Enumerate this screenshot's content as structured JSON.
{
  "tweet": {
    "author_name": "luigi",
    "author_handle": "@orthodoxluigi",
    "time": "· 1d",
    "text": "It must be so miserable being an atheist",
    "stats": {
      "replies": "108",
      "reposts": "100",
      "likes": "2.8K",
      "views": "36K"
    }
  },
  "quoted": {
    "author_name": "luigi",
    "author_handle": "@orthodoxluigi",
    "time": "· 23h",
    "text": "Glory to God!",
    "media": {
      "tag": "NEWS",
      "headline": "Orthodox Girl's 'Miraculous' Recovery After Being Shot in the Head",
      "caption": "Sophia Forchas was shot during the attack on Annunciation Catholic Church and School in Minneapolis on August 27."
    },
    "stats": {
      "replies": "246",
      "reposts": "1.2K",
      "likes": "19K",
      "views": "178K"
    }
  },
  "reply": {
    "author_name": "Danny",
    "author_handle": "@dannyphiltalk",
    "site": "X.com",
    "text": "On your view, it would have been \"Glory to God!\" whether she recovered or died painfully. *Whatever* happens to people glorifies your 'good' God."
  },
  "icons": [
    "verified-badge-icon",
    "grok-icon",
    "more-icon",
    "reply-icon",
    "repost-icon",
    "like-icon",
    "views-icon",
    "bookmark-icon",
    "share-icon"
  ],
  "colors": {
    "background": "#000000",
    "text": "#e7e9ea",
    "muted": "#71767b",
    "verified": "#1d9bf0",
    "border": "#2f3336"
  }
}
______________________________
### What you have to do
Return all lines containing "Glory".

### Answer to the problem
    "text": "Glory to God!",
    "text": "On your view, it would have been \"Glory to God!\" whether she recovered or died painfully. *Whatever* happens to people glorifies your 'good' God."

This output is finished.